SET EXERCISE – Return the material exactly as supplied, apart from the pictures, which are omitted.

Source data:
>>>>
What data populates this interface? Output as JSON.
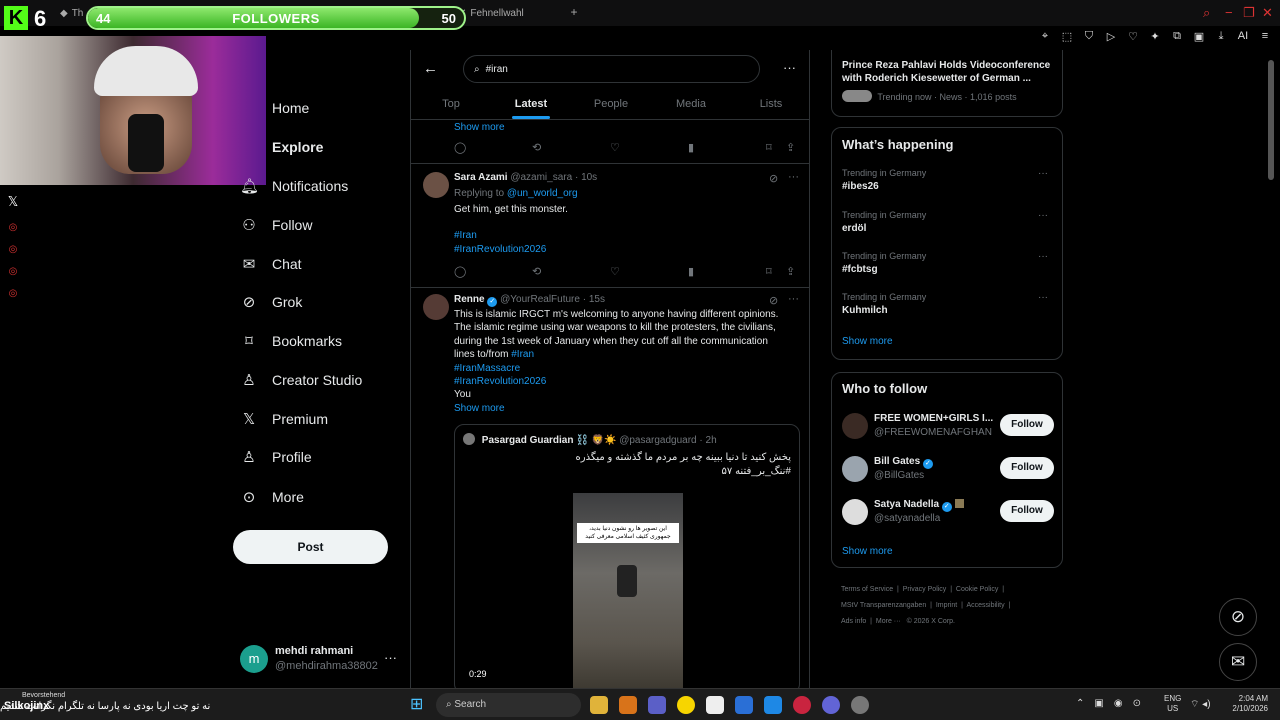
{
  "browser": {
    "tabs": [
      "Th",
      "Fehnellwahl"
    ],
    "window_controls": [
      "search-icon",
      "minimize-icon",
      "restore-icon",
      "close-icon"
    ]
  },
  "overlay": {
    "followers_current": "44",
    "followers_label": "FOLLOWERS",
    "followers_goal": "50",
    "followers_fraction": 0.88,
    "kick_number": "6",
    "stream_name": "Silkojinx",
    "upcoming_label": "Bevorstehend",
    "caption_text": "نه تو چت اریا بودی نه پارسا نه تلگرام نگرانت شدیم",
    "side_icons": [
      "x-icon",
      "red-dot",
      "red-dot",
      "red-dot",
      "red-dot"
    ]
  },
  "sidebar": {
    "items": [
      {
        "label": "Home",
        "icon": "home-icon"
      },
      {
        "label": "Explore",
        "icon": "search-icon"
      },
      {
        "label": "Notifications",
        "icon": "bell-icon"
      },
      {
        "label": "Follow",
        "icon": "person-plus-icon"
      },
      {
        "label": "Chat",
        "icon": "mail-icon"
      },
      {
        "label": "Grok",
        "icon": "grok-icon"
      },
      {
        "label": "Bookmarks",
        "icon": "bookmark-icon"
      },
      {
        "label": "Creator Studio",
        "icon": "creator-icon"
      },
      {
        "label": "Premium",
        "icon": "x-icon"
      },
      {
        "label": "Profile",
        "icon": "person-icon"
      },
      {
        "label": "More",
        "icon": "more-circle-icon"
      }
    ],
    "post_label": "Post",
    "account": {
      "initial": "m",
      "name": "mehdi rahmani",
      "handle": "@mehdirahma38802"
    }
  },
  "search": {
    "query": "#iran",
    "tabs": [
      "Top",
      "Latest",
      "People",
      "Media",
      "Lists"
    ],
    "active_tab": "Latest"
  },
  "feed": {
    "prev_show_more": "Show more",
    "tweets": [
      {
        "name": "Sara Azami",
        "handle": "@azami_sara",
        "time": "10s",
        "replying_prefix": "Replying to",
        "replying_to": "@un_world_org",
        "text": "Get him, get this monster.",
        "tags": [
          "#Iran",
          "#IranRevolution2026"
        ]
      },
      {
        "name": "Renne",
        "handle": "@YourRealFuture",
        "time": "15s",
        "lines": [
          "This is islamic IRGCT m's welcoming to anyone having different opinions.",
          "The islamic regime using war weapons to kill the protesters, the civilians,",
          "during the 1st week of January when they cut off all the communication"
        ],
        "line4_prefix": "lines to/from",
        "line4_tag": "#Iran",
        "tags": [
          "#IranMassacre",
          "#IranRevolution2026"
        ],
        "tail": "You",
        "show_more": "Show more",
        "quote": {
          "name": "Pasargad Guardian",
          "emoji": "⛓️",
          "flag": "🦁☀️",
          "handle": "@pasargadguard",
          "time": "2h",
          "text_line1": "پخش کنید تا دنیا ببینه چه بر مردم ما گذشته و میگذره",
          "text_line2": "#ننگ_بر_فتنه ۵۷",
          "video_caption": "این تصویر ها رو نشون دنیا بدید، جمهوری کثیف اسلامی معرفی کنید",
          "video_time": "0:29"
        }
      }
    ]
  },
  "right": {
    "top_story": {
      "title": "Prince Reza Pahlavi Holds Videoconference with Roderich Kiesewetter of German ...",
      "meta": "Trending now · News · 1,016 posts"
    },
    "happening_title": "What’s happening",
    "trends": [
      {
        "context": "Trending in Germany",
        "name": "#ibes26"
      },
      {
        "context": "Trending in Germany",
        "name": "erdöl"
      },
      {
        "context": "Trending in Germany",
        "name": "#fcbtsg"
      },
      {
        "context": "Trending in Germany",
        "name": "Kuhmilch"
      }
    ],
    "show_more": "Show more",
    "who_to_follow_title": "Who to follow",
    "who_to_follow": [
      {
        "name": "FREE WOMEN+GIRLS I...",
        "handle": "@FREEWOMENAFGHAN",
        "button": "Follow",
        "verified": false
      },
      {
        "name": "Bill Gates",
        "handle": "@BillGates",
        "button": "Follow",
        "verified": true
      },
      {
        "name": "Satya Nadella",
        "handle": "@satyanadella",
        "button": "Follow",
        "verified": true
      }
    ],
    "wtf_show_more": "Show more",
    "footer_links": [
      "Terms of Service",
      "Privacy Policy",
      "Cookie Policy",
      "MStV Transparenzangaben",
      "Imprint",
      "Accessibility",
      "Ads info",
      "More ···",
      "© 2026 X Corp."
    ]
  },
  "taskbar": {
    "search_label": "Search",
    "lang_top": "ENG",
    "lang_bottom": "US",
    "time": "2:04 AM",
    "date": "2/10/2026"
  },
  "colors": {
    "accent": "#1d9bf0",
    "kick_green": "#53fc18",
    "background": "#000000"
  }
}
<<<<
OUTPUT FOR THIS EXERCISE –
What data populates this interface? Output as JSON.
{
  "browser": {
    "tabs": [
      "Th",
      "Fehnellwahl"
    ],
    "window_controls": [
      "search-icon",
      "minimize-icon",
      "restore-icon",
      "close-icon"
    ]
  },
  "overlay": {
    "followers_current": "44",
    "followers_label": "FOLLOWERS",
    "followers_goal": "50",
    "followers_fraction": 0.88,
    "kick_number": "6",
    "stream_name": "Silkojinx",
    "upcoming_label": "Bevorstehend",
    "caption_text": "نه تو چت اریا بودی نه پارسا نه تلگرام نگرانت شدیم",
    "side_icons": [
      "x-icon",
      "red-dot",
      "red-dot",
      "red-dot",
      "red-dot"
    ]
  },
  "sidebar": {
    "items": [
      {
        "label": "Home",
        "icon": "home-icon"
      },
      {
        "label": "Explore",
        "icon": "search-icon"
      },
      {
        "label": "Notifications",
        "icon": "bell-icon"
      },
      {
        "label": "Follow",
        "icon": "person-plus-icon"
      },
      {
        "label": "Chat",
        "icon": "mail-icon"
      },
      {
        "label": "Grok",
        "icon": "grok-icon"
      },
      {
        "label": "Bookmarks",
        "icon": "bookmark-icon"
      },
      {
        "label": "Creator Studio",
        "icon": "creator-icon"
      },
      {
        "label": "Premium",
        "icon": "x-icon"
      },
      {
        "label": "Profile",
        "icon": "person-icon"
      },
      {
        "label": "More",
        "icon": "more-circle-icon"
      }
    ],
    "post_label": "Post",
    "account": {
      "initial": "m",
      "name": "mehdi rahmani",
      "handle": "@mehdirahma38802"
    }
  },
  "search": {
    "query": "#iran",
    "tabs": [
      "Top",
      "Latest",
      "People",
      "Media",
      "Lists"
    ],
    "active_tab": "Latest"
  },
  "feed": {
    "prev_show_more": "Show more",
    "tweets": [
      {
        "name": "Sara Azami",
        "handle": "@azami_sara",
        "time": "10s",
        "replying_prefix": "Replying to",
        "replying_to": "@un_world_org",
        "text": "Get him, get this monster.",
        "tags": [
          "#Iran",
          "#IranRevolution2026"
        ]
      },
      {
        "name": "Renne",
        "handle": "@YourRealFuture",
        "time": "15s",
        "lines": [
          "This is islamic IRGCT m's welcoming to anyone having different opinions.",
          "The islamic regime using war weapons to kill the protesters, the civilians,",
          "during the 1st week of January when they cut off all the communication"
        ],
        "line4_prefix": "lines to/from",
        "line4_tag": "#Iran",
        "tags": [
          "#IranMassacre",
          "#IranRevolution2026"
        ],
        "tail": "You",
        "show_more": "Show more",
        "quote": {
          "name": "Pasargad Guardian",
          "emoji": "⛓️",
          "flag": "🦁☀️",
          "handle": "@pasargadguard",
          "time": "2h",
          "text_line1": "پخش کنید تا دنیا ببینه چه بر مردم ما گذشته و میگذره",
          "text_line2": "#ننگ_بر_فتنه ۵۷",
          "video_caption": "این تصویر ها رو نشون دنیا بدید، جمهوری کثیف اسلامی معرفی کنید",
          "video_time": "0:29"
        }
      }
    ]
  },
  "right": {
    "top_story": {
      "title": "Prince Reza Pahlavi Holds Videoconference with Roderich Kiesewetter of German ...",
      "meta": "Trending now · News · 1,016 posts"
    },
    "happening_title": "What’s happening",
    "trends": [
      {
        "context": "Trending in Germany",
        "name": "#ibes26"
      },
      {
        "context": "Trending in Germany",
        "name": "erdöl"
      },
      {
        "context": "Trending in Germany",
        "name": "#fcbtsg"
      },
      {
        "context": "Trending in Germany",
        "name": "Kuhmilch"
      }
    ],
    "show_more": "Show more",
    "who_to_follow_title": "Who to follow",
    "who_to_follow": [
      {
        "name": "FREE WOMEN+GIRLS I...",
        "handle": "@FREEWOMENAFGHAN",
        "button": "Follow",
        "verified": false
      },
      {
        "name": "Bill Gates",
        "handle": "@BillGates",
        "button": "Follow",
        "verified": true
      },
      {
        "name": "Satya Nadella",
        "handle": "@satyanadella",
        "button": "Follow",
        "verified": true
      }
    ],
    "wtf_show_more": "Show more",
    "footer_links": [
      "Terms of Service",
      "Privacy Policy",
      "Cookie Policy",
      "MStV Transparenzangaben",
      "Imprint",
      "Accessibility",
      "Ads info",
      "More ···",
      "© 2026 X Corp."
    ]
  },
  "taskbar": {
    "search_label": "Search",
    "lang_top": "ENG",
    "lang_bottom": "US",
    "time": "2:04 AM",
    "date": "2/10/2026"
  },
  "colors": {
    "accent": "#1d9bf0",
    "kick_green": "#53fc18",
    "background": "#000000"
  }
}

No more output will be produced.